Reproduce the data exactly and drop any pictures it holds.

[Recorded data]
* * *
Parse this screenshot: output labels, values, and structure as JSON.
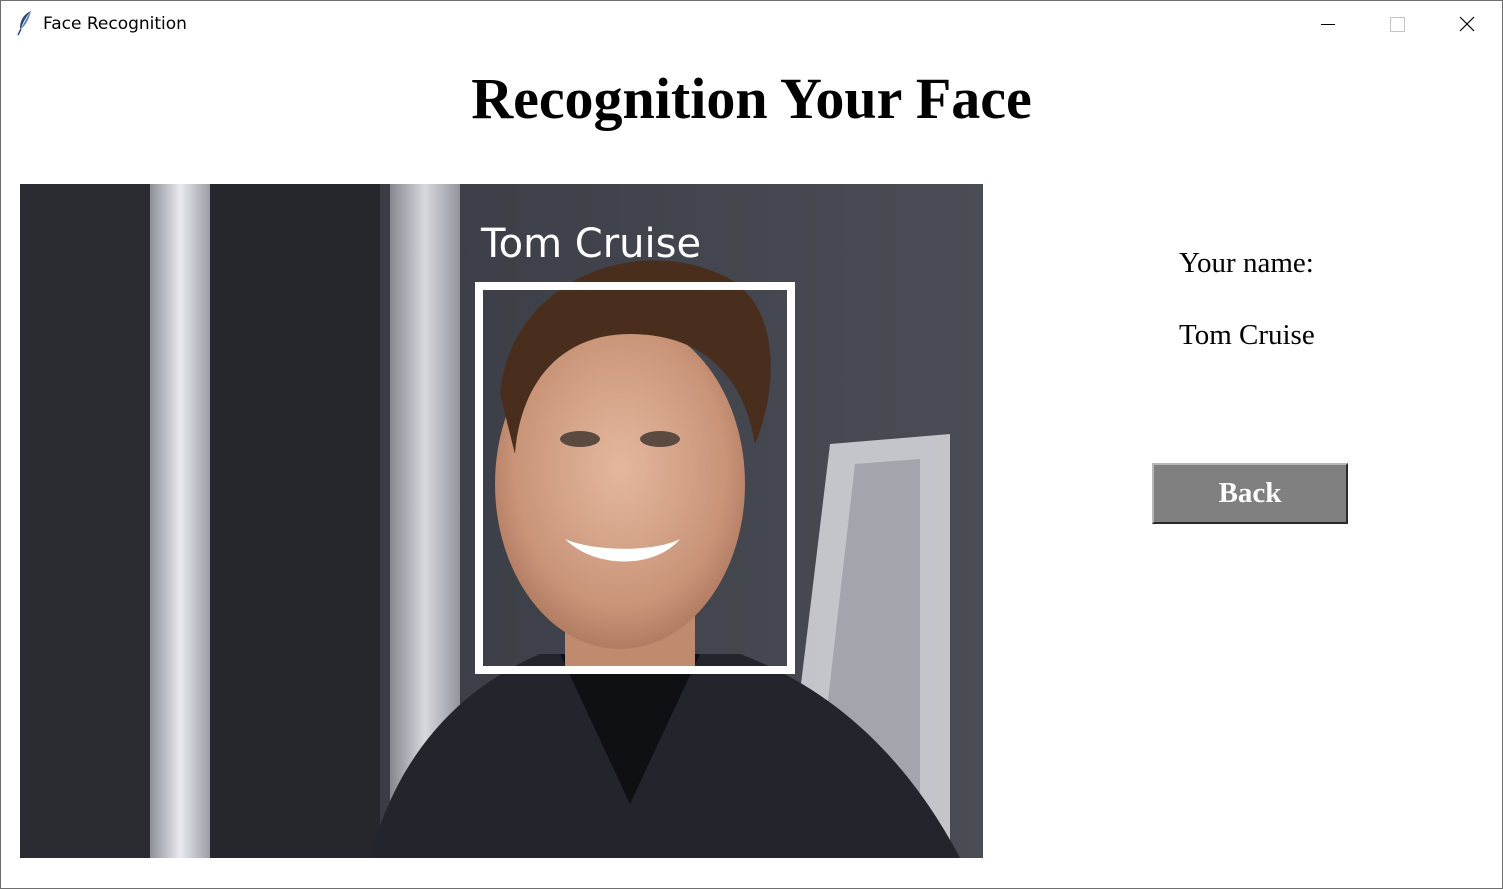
{
  "window": {
    "title": "Face Recognition",
    "icon": "feather-icon",
    "controls": [
      "minimize-icon",
      "maximize-icon",
      "close-icon"
    ]
  },
  "main": {
    "heading": "Recognition Your Face"
  },
  "photo": {
    "detected_name": "Tom Cruise"
  },
  "result": {
    "name_label": "Your name:",
    "name_value": "Tom Cruise"
  },
  "actions": {
    "back_label": "Back"
  },
  "colors": {
    "button_bg": "#808080",
    "button_text": "#ffffff",
    "face_box": "#ffffff"
  }
}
* * *
Solution:
Parse this screenshot: output labels, values, and structure as JSON.
{
  "window": {
    "title": "Face Recognition",
    "icon": "feather-icon",
    "controls": [
      "minimize-icon",
      "maximize-icon",
      "close-icon"
    ]
  },
  "main": {
    "heading": "Recognition Your Face"
  },
  "photo": {
    "detected_name": "Tom Cruise"
  },
  "result": {
    "name_label": "Your name:",
    "name_value": "Tom Cruise"
  },
  "actions": {
    "back_label": "Back"
  },
  "colors": {
    "button_bg": "#808080",
    "button_text": "#ffffff",
    "face_box": "#ffffff"
  }
}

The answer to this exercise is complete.